**Your task**
Every entry must be copied word for word.

**Given information**
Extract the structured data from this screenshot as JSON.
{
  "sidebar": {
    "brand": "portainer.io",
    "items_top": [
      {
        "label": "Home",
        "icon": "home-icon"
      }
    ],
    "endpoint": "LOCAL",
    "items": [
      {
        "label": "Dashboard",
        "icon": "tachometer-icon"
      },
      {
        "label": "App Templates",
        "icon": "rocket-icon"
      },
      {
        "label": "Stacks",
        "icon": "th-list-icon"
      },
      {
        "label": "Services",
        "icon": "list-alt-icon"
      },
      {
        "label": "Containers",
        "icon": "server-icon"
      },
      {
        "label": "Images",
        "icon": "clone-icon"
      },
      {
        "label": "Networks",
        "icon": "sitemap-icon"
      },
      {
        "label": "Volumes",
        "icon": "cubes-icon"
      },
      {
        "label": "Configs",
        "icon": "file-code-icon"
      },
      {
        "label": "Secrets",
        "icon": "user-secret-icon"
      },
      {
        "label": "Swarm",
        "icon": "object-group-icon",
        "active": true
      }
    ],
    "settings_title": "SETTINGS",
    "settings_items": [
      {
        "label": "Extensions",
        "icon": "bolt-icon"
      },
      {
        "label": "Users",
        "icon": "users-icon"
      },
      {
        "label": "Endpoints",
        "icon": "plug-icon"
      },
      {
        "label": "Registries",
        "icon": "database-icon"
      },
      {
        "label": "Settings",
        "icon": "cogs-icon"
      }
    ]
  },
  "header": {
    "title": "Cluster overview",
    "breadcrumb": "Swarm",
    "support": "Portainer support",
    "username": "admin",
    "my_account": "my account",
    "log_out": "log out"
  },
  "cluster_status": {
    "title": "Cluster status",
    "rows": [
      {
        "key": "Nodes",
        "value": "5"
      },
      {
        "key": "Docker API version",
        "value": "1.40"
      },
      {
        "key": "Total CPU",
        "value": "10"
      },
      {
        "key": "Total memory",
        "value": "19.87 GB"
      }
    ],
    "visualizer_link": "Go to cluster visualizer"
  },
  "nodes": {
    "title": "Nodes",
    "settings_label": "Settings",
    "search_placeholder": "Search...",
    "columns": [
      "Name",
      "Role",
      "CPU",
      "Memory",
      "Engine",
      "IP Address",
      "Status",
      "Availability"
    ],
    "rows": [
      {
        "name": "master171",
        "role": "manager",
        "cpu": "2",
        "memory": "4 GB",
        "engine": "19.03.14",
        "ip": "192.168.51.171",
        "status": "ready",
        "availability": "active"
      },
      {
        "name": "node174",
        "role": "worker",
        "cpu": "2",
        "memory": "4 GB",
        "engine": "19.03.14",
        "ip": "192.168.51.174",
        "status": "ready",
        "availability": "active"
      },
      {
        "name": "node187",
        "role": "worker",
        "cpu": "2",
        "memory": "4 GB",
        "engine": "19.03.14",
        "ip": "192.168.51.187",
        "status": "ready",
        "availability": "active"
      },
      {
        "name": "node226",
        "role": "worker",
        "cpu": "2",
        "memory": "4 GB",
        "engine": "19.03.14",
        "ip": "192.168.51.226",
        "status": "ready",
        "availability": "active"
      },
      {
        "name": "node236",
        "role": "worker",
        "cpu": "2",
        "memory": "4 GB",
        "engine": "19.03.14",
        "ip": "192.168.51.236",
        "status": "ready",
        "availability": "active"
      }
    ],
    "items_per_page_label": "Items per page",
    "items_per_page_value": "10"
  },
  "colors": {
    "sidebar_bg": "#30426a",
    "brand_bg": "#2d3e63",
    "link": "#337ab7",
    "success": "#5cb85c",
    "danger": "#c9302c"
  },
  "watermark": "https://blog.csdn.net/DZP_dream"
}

**Task result**
Extract the structured data from this screenshot as JSON.
{
  "sidebar": {
    "brand": "portainer.io",
    "items_top": [
      {
        "label": "Home",
        "icon": "home-icon"
      }
    ],
    "endpoint": "LOCAL",
    "items": [
      {
        "label": "Dashboard",
        "icon": "tachometer-icon"
      },
      {
        "label": "App Templates",
        "icon": "rocket-icon"
      },
      {
        "label": "Stacks",
        "icon": "th-list-icon"
      },
      {
        "label": "Services",
        "icon": "list-alt-icon"
      },
      {
        "label": "Containers",
        "icon": "server-icon"
      },
      {
        "label": "Images",
        "icon": "clone-icon"
      },
      {
        "label": "Networks",
        "icon": "sitemap-icon"
      },
      {
        "label": "Volumes",
        "icon": "cubes-icon"
      },
      {
        "label": "Configs",
        "icon": "file-code-icon"
      },
      {
        "label": "Secrets",
        "icon": "user-secret-icon"
      },
      {
        "label": "Swarm",
        "icon": "object-group-icon",
        "active": true
      }
    ],
    "settings_title": "SETTINGS",
    "settings_items": [
      {
        "label": "Extensions",
        "icon": "bolt-icon"
      },
      {
        "label": "Users",
        "icon": "users-icon"
      },
      {
        "label": "Endpoints",
        "icon": "plug-icon"
      },
      {
        "label": "Registries",
        "icon": "database-icon"
      },
      {
        "label": "Settings",
        "icon": "cogs-icon"
      }
    ]
  },
  "header": {
    "title": "Cluster overview",
    "breadcrumb": "Swarm",
    "support": "Portainer support",
    "username": "admin",
    "my_account": "my account",
    "log_out": "log out"
  },
  "cluster_status": {
    "title": "Cluster status",
    "rows": [
      {
        "key": "Nodes",
        "value": "5"
      },
      {
        "key": "Docker API version",
        "value": "1.40"
      },
      {
        "key": "Total CPU",
        "value": "10"
      },
      {
        "key": "Total memory",
        "value": "19.87 GB"
      }
    ],
    "visualizer_link": "Go to cluster visualizer"
  },
  "nodes": {
    "title": "Nodes",
    "settings_label": "Settings",
    "search_placeholder": "Search...",
    "columns": [
      "Name",
      "Role",
      "CPU",
      "Memory",
      "Engine",
      "IP Address",
      "Status",
      "Availability"
    ],
    "rows": [
      {
        "name": "master171",
        "role": "manager",
        "cpu": "2",
        "memory": "4 GB",
        "engine": "19.03.14",
        "ip": "192.168.51.171",
        "status": "ready",
        "availability": "active"
      },
      {
        "name": "node174",
        "role": "worker",
        "cpu": "2",
        "memory": "4 GB",
        "engine": "19.03.14",
        "ip": "192.168.51.174",
        "status": "ready",
        "availability": "active"
      },
      {
        "name": "node187",
        "role": "worker",
        "cpu": "2",
        "memory": "4 GB",
        "engine": "19.03.14",
        "ip": "192.168.51.187",
        "status": "ready",
        "availability": "active"
      },
      {
        "name": "node226",
        "role": "worker",
        "cpu": "2",
        "memory": "4 GB",
        "engine": "19.03.14",
        "ip": "192.168.51.226",
        "status": "ready",
        "availability": "active"
      },
      {
        "name": "node236",
        "role": "worker",
        "cpu": "2",
        "memory": "4 GB",
        "engine": "19.03.14",
        "ip": "192.168.51.236",
        "status": "ready",
        "availability": "active"
      }
    ],
    "items_per_page_label": "Items per page",
    "items_per_page_value": "10"
  },
  "colors": {
    "sidebar_bg": "#30426a",
    "brand_bg": "#2d3e63",
    "link": "#337ab7",
    "success": "#5cb85c",
    "danger": "#c9302c"
  },
  "watermark": "https://blog.csdn.net/DZP_dream"
}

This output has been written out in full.